- _The request_
Identify the lines that contain the string "疾病科普" and copy all of them.

- _Material provided_

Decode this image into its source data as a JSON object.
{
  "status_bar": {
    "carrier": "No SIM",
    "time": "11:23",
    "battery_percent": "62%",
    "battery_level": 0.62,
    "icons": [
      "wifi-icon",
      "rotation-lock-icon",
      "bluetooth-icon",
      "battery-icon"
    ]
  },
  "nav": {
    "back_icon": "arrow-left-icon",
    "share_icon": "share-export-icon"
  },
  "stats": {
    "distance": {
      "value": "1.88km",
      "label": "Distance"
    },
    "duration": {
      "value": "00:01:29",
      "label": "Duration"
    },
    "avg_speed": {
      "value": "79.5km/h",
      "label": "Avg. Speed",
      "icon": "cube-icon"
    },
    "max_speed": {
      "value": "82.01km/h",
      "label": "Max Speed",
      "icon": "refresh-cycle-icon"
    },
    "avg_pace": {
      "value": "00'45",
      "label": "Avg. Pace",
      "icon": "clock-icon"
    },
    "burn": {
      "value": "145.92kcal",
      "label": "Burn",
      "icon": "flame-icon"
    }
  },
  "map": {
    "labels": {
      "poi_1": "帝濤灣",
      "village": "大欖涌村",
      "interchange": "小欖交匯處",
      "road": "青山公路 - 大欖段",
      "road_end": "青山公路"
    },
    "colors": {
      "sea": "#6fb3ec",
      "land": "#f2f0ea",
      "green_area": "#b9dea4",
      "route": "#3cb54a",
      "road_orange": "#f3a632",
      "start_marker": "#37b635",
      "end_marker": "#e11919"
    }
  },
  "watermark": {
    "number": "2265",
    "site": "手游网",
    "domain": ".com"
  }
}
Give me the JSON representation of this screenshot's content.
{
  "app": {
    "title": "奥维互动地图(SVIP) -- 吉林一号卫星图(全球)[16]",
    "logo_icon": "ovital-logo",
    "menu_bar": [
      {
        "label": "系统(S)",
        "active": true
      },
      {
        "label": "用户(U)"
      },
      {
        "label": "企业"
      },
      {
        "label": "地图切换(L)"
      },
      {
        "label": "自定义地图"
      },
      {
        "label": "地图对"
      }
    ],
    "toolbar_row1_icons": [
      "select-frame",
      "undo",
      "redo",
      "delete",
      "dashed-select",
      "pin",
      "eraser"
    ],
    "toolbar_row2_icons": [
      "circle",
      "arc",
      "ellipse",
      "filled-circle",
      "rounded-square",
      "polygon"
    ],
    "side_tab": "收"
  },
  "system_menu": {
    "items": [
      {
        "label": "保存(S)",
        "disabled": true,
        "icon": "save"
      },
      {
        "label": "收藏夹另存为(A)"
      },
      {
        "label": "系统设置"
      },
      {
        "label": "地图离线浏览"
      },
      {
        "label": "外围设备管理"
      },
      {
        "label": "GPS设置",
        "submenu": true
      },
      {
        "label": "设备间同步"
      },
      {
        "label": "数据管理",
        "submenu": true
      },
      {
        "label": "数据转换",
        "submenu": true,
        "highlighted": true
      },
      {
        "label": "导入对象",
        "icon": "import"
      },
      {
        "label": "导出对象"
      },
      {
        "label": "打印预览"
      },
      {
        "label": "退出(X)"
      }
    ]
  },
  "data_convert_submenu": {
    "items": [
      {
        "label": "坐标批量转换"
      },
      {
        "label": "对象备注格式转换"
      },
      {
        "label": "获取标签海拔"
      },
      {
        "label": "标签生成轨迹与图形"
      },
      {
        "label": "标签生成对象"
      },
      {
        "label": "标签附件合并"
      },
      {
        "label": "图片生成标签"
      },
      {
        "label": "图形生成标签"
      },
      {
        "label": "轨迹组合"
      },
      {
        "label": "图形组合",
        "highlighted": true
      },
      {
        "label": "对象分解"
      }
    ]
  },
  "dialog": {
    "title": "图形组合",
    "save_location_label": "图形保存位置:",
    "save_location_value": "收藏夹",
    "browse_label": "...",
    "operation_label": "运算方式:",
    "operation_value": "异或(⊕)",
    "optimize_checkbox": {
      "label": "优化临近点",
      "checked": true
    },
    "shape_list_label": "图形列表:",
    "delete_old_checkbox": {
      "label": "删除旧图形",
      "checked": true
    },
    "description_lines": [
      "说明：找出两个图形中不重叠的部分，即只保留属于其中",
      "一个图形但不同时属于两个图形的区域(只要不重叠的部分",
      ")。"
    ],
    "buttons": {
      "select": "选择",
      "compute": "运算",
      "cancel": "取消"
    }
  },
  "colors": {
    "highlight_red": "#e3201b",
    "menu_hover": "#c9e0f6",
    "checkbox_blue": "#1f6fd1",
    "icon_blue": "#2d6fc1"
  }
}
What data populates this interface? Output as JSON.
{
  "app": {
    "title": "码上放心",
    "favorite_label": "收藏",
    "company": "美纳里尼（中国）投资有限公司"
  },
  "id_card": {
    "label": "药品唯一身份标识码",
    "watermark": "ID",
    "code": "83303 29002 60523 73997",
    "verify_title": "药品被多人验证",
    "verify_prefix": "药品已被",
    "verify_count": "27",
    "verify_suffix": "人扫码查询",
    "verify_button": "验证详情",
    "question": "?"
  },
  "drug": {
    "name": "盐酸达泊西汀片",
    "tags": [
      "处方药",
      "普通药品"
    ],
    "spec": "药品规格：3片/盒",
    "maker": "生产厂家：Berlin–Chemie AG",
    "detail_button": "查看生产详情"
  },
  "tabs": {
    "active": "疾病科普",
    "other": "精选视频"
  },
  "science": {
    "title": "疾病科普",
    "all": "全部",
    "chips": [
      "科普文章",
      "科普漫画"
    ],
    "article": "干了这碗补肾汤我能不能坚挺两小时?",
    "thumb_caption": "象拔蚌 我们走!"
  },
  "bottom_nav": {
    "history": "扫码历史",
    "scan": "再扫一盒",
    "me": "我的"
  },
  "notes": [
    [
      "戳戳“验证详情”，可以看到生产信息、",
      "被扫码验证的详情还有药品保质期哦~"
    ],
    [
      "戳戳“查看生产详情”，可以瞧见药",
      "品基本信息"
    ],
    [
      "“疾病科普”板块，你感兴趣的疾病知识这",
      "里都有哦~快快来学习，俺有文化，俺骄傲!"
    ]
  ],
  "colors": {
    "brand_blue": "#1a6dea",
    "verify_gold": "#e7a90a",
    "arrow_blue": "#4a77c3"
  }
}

- _Task result_
    "active": "疾病科普",
    "title": "疾病科普",
      "“疾病科普”板块，你感兴趣的疾病知识这",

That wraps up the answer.